- [EXTRACTED DATA]:

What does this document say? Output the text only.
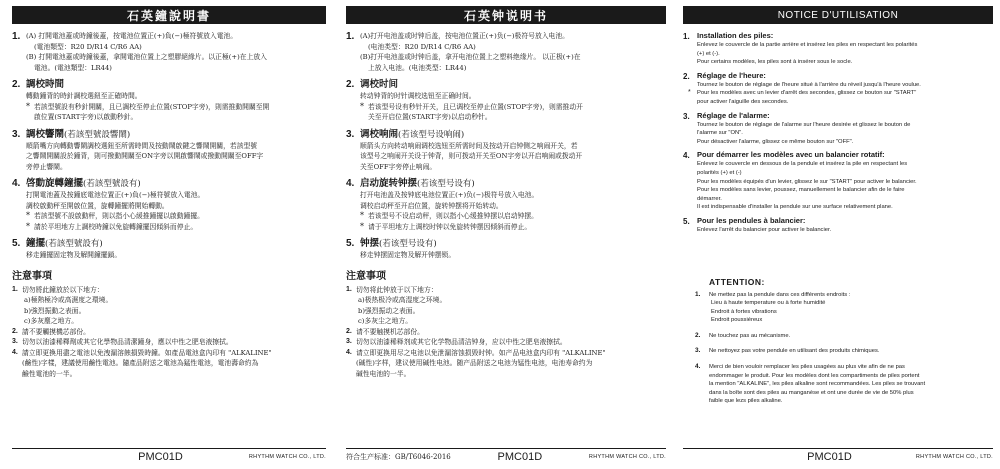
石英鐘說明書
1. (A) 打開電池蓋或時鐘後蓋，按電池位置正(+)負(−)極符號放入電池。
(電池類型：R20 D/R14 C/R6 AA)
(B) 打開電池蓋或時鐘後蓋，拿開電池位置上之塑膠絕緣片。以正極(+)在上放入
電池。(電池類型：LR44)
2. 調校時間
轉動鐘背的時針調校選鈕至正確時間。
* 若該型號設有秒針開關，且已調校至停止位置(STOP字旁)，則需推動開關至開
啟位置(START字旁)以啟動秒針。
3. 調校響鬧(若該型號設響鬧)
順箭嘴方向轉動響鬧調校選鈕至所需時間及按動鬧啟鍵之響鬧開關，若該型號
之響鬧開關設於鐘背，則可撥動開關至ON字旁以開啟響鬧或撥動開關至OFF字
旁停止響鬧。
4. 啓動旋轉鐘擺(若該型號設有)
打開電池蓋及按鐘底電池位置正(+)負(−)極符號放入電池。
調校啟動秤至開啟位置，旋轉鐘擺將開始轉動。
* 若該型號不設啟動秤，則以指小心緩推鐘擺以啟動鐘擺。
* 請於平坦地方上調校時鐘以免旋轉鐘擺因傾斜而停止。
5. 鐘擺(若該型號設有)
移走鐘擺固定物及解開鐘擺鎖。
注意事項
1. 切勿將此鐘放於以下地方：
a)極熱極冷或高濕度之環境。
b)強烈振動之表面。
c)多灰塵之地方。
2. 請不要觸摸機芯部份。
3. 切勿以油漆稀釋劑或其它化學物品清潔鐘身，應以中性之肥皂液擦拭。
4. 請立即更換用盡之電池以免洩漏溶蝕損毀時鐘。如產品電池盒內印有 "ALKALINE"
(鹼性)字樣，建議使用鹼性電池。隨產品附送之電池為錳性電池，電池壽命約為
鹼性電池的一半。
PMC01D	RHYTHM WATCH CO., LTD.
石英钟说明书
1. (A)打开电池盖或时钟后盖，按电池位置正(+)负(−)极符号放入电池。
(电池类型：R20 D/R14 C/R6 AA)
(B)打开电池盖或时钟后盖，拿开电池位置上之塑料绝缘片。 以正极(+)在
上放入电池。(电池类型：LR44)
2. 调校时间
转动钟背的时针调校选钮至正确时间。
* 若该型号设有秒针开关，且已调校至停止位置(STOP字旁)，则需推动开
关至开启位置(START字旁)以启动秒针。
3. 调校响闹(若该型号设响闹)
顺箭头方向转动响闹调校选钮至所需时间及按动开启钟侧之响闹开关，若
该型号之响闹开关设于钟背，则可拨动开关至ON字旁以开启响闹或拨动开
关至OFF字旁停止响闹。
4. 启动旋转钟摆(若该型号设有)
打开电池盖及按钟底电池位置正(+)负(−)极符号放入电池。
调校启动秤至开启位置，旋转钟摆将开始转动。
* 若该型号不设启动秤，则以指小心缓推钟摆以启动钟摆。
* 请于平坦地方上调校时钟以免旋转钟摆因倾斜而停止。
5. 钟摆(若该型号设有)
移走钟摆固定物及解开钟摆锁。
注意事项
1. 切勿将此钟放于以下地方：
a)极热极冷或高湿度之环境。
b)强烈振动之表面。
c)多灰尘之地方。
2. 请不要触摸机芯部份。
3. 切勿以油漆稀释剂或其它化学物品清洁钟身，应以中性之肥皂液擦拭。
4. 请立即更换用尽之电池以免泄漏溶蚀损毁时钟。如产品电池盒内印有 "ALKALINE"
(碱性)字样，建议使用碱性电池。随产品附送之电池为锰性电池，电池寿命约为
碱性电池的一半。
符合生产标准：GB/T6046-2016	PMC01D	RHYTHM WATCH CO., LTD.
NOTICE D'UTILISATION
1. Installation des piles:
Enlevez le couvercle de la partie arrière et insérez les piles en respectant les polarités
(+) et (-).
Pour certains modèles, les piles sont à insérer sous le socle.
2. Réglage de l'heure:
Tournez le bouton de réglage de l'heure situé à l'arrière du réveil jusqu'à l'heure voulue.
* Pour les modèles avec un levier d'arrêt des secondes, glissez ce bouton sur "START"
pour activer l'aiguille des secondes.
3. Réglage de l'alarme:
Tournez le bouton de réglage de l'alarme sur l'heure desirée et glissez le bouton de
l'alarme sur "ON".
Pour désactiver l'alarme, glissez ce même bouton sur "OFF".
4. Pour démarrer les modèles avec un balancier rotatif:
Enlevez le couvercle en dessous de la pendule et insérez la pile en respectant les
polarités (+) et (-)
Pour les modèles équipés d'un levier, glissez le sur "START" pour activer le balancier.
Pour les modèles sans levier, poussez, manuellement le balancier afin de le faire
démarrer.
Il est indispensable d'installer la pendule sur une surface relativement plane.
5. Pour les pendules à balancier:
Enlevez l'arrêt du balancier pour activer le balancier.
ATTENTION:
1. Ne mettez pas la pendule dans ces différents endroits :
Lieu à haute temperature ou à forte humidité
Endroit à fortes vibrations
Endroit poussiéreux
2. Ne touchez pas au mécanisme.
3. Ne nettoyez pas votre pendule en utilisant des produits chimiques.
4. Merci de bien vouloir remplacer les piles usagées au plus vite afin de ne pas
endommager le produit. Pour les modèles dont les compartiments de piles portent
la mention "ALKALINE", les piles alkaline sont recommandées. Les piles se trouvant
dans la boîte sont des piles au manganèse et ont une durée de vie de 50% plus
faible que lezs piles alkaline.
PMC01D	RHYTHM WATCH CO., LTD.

---

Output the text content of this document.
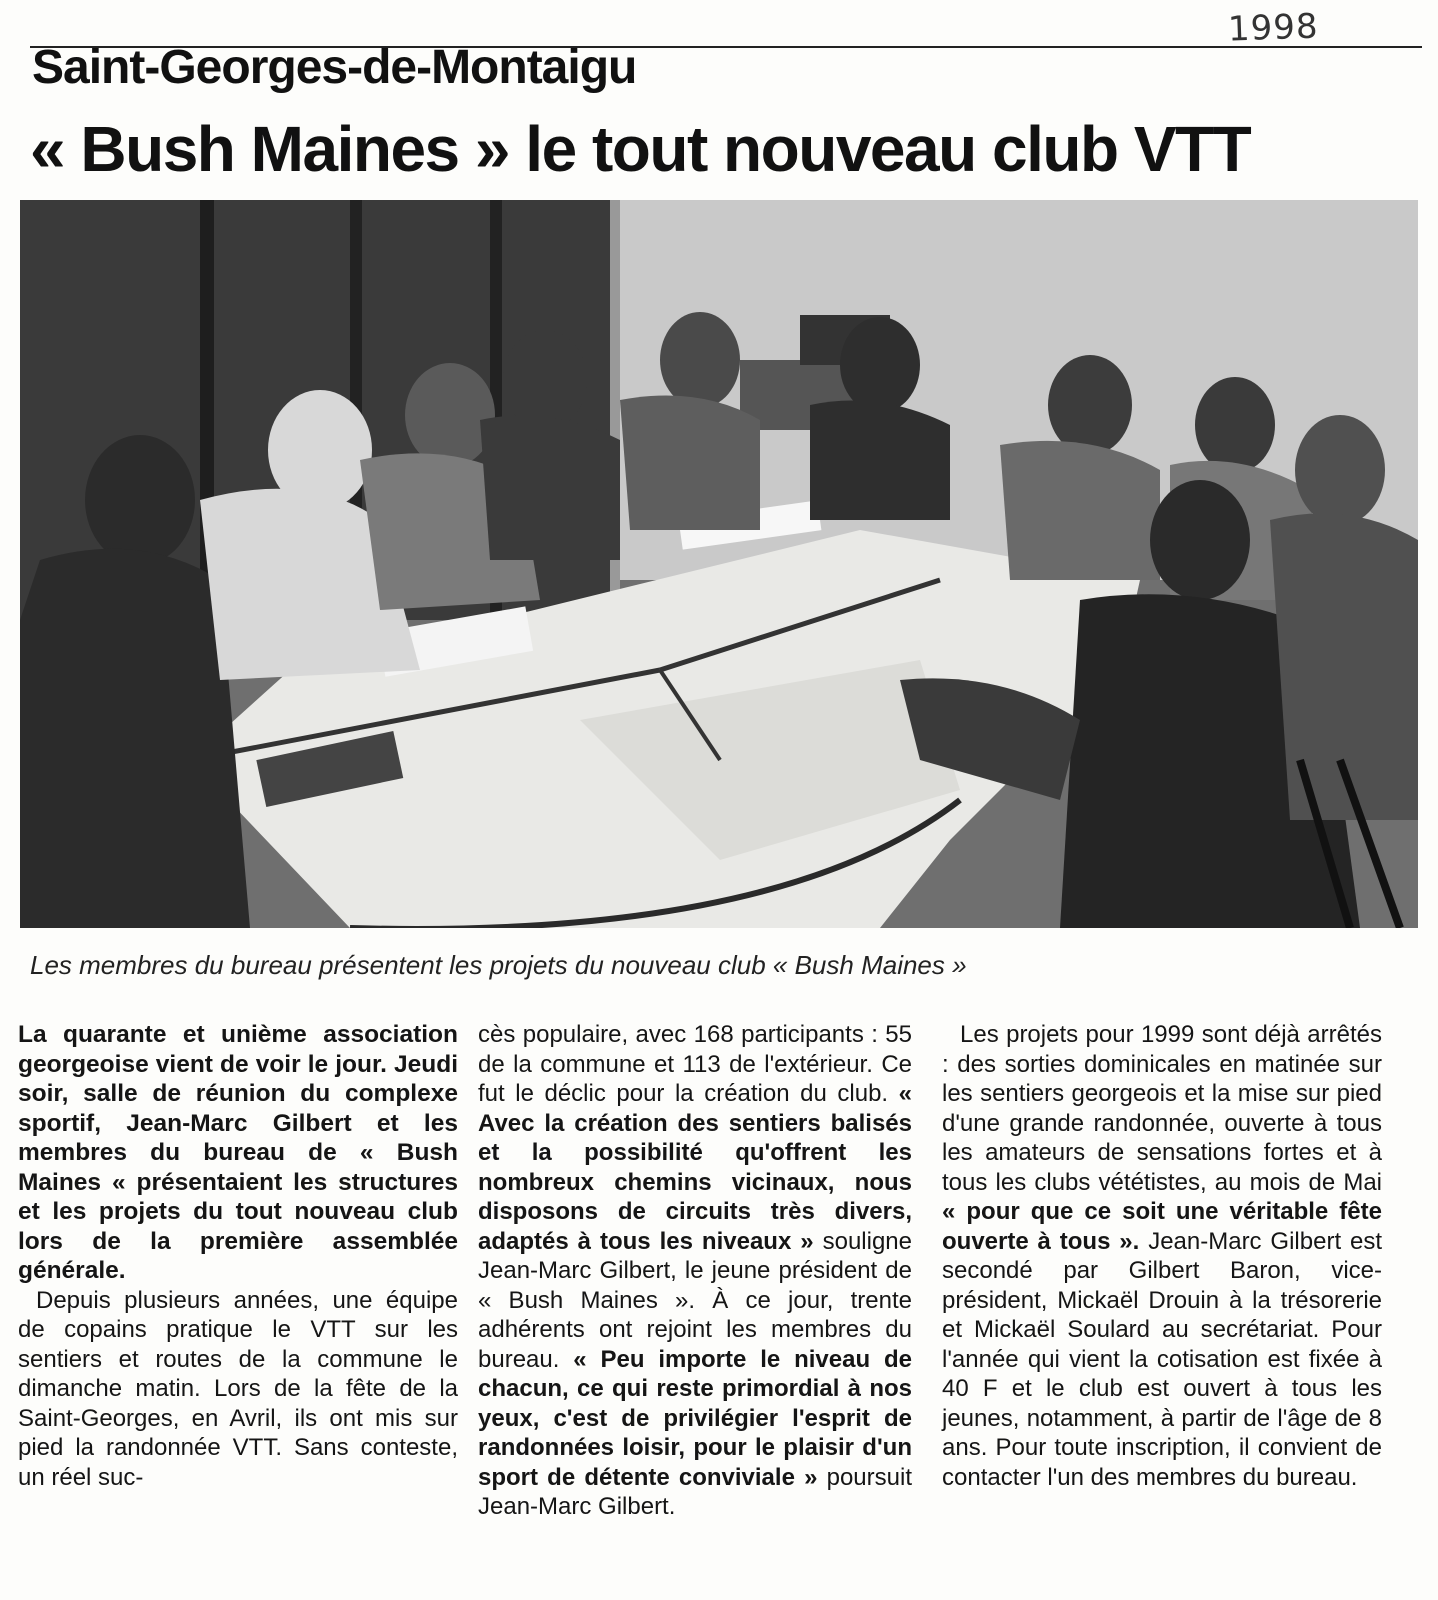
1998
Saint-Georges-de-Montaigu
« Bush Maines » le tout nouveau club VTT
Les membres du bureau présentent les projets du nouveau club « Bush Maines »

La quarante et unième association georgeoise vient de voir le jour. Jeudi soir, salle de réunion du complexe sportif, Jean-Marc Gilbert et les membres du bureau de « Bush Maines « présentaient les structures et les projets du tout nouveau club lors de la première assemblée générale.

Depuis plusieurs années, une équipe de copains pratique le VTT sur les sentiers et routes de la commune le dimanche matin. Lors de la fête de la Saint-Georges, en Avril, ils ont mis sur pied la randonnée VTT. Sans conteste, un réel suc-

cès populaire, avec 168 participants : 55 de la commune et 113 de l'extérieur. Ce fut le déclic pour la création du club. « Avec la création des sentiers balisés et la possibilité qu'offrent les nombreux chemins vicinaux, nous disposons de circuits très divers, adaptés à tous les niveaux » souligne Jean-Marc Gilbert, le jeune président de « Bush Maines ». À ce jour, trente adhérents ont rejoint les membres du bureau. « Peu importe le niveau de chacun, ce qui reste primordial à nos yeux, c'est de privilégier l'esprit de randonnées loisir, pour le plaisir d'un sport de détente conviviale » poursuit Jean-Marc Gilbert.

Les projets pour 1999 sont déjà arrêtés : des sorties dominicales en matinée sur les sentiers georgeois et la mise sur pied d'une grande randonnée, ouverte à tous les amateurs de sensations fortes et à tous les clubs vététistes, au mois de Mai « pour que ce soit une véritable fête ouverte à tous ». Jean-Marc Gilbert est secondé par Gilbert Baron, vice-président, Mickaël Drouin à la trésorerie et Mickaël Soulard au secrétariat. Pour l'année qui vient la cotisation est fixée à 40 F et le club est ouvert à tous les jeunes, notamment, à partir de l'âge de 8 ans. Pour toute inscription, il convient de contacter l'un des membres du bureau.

- [DIRECTION]: Pull out and copy each line containing the string "respectant".

- [ANSWER TO THE TASK]:
Enlevez le couvercle de la partie arrière et insérez les piles en respectant les polarités
Enlevez le couvercle en dessous de la pendule et insérez la pile en respectant les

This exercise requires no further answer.